Requests:
1. According to the oil price report, what Brent price forecast did Bank of America Merrill Lynch set for the second half of 2019?
2. Please transcribe the oil price report, starting with "crude CLc1 futures" and going on through "disappointing economic data.".
3. Write the next part of the oil price report, picking up after its final sentence.
───── Passage to read
Brent crude LCOc1 futures lost $1.07 to settle at $60.94 a
barrel, a 1.73 percent loss. U.S. West Texas Intermediate (WTI)
crude CLc1 futures fell 58 cents to settle at $51.93 a barrel,
a 1.10 percent loss.
Prices have fallen around 20% since a 2019 high reached in
April, in part due to concerns about the U.S.-China trade war
and disappointing economic data.
China's industrial output growth unexpectedly slowed to a
more than 17-year low, data from the National Bureau of
Statistics showed on Friday. It grew 5.0% in May from a year
earlier, missing analysts' expectations of 5.5% and well below
April's 5.4%.
U.S. President Donald Trump and China's President Xi Jinping
could meet at the G20 summit in Japan later this month. Trump
has said he would meet with Xi at the summit, although China has
not confirmed the meeting. "All the major reporting agencies are reporting that demand
is going to be weaker," said Phil Flynn, an analyst at Price
Futures Group in Chicago. "That has played into the market
malaise. Things we would normally rally off of, we're not."
Bank of America Merrill Lynch lowered its Brent price
forecast to $63 per barrel from $68 a barrel for the second half
of 2019 on faltering demand. Worries remained about increased tensions in the Middle East
following last week's attacks on two oil tankers in the Gulf of
Oman. The United States blamed the attacks on Iran but Tehran
denied involvement. Saudi Arabian Energy Minister Khalid al-Falih said on Monday
that countries need to cooperate on keeping shipping lanes open
for oil and other energy supplies to ensure stable supplies.
──────────
───── Stored data
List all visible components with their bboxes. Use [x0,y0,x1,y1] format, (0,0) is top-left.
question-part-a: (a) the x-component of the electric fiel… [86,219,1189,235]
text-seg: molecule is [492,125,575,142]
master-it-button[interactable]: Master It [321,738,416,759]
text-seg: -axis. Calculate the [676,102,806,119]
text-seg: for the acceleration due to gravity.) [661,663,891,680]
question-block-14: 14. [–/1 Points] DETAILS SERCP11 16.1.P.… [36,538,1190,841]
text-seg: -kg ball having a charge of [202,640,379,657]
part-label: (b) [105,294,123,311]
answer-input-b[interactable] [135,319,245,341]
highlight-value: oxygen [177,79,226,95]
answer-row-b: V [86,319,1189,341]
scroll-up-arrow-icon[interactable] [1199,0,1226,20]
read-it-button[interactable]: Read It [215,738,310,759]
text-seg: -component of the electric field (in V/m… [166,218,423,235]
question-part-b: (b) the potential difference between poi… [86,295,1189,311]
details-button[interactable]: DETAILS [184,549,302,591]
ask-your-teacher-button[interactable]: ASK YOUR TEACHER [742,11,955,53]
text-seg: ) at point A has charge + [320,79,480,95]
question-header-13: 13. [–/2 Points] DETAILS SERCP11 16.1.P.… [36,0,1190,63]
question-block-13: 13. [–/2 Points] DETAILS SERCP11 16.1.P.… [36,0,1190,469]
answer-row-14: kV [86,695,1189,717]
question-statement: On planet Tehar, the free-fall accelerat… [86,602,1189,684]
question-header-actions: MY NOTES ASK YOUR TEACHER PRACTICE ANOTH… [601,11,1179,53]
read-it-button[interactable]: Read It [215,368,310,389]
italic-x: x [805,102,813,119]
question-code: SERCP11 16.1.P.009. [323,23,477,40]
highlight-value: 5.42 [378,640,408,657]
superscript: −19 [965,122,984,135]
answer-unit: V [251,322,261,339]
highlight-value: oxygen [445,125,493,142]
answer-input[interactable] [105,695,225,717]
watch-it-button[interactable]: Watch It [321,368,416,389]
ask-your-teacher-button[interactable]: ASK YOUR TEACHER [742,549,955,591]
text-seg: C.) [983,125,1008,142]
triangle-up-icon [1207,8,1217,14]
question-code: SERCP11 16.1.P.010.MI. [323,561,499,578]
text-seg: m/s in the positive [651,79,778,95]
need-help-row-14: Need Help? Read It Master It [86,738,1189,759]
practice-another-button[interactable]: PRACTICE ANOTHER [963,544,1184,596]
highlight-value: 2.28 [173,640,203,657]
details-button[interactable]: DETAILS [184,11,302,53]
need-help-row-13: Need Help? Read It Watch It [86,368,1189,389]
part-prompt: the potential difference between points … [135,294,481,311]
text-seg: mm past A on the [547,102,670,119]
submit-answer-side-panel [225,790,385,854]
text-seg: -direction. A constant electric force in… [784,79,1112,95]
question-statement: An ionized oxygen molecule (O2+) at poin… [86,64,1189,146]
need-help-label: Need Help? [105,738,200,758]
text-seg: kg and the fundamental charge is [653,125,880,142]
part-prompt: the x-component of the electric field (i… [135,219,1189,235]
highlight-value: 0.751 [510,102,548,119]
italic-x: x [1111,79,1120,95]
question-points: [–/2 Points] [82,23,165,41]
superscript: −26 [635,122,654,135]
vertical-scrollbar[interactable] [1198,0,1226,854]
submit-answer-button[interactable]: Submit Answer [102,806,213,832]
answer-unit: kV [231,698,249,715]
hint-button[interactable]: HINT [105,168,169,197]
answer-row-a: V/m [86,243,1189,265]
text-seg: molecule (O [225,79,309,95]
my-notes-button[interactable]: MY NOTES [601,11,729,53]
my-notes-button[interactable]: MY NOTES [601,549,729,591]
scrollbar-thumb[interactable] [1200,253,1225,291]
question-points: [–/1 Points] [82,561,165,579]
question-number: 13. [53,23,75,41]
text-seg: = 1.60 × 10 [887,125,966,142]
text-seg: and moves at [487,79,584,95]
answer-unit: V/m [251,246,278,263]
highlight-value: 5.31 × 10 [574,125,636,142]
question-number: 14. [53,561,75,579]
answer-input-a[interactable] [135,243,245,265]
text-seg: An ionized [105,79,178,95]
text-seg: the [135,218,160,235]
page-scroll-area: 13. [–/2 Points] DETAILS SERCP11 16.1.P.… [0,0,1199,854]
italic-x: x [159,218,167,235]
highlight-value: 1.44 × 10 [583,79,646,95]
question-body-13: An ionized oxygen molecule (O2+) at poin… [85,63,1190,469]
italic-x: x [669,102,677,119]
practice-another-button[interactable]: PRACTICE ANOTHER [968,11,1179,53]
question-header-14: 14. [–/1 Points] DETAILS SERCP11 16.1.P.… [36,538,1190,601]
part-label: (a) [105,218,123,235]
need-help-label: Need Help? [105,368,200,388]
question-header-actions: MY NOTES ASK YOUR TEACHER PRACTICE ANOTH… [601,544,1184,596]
──────────
Results of the exercise:
1. It lowered its forecast to $63 per barrel from $68 a barrel.

2.
crude CLc1 futures fell 58 cents to settle at $51.93 a barrel,
a 1.10 percent loss.
Prices have fallen around 20% since a 2019 high reached in
April, in part due to concerns about the U.S.-China trade war
and disappointing economic data.

3.
Market participants also await a meeting between the
Organization of the Petroleum Exporting Countries and other
producers including Russia, a group known as OPEC+, to decide
whether to extend a production cut agreement that ends this
month.
The group has been considering since last month moving the
date of their policy meeting in Vienna to July 3-4 from June
25-26. After a meeting on Monday, Iran's oil minister said he
told his Russian counterpart that he still disagreed with the
early July dates but could attend if the dates were shifted to
July 10-12, the Iranian oil ministry's news agency SHANA
reported.
OPEC+ agreed to cut output by 1.2 million barrels per day
from Jan. 1.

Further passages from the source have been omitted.